### SET EXERCISE
Hunt for the word "JSON" across the entries below, copying each line that holds it.

(Dataset entries on figures)
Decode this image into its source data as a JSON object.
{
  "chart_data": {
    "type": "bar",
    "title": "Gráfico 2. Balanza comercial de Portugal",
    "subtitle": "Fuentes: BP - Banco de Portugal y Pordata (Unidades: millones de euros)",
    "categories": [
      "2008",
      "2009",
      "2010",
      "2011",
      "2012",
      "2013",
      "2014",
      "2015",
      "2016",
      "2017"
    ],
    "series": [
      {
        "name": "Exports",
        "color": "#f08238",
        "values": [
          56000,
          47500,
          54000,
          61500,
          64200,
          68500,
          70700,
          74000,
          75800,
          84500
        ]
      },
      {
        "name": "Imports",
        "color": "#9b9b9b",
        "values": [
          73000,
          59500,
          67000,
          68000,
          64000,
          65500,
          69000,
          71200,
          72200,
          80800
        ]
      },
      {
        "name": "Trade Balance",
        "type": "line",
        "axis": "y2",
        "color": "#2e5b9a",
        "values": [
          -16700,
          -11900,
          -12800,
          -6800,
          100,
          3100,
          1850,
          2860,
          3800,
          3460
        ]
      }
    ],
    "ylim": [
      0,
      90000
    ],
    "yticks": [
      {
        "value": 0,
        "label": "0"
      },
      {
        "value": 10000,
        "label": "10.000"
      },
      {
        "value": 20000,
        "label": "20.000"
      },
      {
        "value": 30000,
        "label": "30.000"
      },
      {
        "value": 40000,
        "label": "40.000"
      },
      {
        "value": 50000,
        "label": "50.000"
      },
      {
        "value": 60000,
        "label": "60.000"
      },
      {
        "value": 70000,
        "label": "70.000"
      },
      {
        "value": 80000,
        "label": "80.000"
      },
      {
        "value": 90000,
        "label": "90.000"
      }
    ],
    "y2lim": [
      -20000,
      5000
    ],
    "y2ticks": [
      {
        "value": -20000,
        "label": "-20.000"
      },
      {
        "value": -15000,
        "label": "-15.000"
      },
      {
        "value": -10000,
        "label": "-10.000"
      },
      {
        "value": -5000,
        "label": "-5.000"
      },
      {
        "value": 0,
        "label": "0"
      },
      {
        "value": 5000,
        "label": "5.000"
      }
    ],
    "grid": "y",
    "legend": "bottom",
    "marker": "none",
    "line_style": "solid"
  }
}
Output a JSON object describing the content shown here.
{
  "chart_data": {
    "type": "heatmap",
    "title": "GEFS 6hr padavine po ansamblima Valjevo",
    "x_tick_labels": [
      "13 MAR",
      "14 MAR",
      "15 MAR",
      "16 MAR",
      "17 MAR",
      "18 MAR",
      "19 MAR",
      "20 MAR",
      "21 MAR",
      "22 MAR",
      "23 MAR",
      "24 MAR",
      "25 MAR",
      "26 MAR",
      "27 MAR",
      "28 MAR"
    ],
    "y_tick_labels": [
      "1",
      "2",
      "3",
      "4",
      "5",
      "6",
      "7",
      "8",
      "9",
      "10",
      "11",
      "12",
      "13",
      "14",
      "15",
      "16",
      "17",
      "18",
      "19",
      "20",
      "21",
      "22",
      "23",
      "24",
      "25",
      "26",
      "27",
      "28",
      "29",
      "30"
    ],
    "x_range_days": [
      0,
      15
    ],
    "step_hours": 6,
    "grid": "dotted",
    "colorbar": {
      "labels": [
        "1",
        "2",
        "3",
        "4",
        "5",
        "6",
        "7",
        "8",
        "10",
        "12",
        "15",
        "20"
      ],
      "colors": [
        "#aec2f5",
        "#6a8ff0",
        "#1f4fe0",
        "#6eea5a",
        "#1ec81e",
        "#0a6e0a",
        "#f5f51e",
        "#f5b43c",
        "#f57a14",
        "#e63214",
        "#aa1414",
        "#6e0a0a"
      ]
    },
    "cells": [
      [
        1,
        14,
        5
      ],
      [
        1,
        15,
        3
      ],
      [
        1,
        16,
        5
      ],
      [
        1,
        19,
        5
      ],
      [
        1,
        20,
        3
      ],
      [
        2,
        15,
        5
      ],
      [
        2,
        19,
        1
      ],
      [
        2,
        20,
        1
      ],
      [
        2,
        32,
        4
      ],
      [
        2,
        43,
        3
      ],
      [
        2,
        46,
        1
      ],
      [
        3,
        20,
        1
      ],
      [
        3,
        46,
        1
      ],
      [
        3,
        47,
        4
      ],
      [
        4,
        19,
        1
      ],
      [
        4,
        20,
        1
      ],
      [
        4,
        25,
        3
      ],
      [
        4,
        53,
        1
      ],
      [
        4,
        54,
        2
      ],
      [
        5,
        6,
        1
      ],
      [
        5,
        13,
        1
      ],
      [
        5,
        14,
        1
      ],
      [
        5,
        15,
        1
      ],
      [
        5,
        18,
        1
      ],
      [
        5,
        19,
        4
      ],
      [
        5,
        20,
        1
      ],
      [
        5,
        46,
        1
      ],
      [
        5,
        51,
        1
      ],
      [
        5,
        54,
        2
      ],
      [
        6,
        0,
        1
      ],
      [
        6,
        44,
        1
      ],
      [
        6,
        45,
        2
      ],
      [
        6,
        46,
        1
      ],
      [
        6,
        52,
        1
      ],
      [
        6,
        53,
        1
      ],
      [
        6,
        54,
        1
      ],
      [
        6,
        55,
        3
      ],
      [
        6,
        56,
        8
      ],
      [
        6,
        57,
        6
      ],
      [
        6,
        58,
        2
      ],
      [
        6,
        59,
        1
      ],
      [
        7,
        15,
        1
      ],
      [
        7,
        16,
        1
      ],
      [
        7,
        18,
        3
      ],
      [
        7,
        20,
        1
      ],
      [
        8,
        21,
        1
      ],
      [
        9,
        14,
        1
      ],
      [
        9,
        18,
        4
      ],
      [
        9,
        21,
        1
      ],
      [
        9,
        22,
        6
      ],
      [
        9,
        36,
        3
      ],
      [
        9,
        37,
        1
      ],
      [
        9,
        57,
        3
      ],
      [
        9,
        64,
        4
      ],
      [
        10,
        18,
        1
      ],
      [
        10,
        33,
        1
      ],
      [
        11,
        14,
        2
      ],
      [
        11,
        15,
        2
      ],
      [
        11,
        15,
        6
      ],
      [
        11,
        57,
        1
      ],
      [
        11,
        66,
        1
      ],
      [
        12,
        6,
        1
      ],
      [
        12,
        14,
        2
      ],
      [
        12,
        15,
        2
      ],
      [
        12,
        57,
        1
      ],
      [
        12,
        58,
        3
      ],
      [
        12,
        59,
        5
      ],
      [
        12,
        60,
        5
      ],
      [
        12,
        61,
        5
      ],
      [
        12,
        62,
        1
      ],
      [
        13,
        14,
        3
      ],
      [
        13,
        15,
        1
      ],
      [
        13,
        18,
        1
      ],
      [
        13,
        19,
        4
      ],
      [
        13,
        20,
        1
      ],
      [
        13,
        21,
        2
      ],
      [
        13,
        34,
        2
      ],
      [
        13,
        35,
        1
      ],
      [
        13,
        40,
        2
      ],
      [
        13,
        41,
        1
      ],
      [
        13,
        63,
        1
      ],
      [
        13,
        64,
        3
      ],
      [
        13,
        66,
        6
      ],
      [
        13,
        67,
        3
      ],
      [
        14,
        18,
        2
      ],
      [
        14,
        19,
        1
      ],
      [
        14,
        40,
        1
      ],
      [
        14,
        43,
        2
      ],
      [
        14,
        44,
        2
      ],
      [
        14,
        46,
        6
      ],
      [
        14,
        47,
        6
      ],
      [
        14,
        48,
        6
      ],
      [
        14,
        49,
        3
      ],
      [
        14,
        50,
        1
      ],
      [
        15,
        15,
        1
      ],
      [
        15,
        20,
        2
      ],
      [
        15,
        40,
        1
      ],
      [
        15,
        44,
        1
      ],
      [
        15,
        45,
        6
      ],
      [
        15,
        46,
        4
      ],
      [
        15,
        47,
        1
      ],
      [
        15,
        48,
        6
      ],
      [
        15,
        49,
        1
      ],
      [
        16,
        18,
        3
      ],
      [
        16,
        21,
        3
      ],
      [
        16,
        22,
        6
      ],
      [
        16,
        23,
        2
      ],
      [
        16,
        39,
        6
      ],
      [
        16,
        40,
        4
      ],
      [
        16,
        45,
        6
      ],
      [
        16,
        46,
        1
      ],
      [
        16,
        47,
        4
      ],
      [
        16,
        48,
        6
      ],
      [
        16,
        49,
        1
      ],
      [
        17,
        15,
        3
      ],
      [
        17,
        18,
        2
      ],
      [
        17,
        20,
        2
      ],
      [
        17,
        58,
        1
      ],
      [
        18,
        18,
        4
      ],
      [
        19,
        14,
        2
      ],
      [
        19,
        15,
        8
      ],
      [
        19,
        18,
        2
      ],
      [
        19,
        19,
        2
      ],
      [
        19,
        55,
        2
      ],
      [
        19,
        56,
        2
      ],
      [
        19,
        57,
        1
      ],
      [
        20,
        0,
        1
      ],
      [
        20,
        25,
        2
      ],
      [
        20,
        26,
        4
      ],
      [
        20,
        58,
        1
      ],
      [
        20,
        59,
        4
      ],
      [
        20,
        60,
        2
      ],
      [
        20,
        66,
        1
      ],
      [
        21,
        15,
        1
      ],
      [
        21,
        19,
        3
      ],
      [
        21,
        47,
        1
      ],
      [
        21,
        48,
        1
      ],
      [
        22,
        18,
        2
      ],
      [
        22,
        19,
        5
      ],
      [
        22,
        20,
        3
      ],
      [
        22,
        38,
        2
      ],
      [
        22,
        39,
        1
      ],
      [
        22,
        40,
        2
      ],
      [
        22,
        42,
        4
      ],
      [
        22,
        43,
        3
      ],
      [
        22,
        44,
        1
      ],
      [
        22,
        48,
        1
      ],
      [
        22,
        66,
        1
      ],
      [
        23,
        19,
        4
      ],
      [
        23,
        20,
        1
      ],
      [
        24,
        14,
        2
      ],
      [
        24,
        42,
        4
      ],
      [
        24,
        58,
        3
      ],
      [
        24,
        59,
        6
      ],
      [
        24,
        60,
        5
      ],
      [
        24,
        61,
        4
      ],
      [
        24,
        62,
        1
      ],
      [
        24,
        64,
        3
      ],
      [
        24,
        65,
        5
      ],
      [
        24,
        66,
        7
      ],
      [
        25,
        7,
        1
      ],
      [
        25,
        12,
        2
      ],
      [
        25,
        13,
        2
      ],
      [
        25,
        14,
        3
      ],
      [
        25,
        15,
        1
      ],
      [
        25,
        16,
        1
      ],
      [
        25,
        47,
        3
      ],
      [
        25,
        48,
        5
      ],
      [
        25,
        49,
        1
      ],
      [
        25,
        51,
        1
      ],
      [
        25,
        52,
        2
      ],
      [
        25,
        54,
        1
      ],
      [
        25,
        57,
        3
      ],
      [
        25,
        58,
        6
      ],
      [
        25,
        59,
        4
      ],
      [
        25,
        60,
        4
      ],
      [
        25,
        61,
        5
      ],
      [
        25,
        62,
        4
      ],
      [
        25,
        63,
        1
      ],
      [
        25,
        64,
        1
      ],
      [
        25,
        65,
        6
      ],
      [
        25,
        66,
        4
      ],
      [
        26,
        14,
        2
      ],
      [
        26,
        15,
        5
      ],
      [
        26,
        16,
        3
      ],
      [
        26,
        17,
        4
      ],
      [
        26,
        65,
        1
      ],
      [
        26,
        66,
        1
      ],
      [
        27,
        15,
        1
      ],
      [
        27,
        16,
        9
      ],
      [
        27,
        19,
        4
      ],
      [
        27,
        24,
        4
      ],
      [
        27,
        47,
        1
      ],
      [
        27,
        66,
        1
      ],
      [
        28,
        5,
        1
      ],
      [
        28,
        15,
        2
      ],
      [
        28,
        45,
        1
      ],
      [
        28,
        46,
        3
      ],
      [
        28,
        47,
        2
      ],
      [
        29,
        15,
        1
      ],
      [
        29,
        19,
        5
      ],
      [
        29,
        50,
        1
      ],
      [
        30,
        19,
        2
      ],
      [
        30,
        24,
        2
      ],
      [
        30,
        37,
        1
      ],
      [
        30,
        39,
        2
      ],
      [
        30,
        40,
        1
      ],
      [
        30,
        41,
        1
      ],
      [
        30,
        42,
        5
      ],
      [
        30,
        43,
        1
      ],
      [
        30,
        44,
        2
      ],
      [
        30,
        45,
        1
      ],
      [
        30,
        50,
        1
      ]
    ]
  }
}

### EXERCISE RESPONSE
Decode this image into its source data as a JSON object.
Output a JSON object describing the content shown here.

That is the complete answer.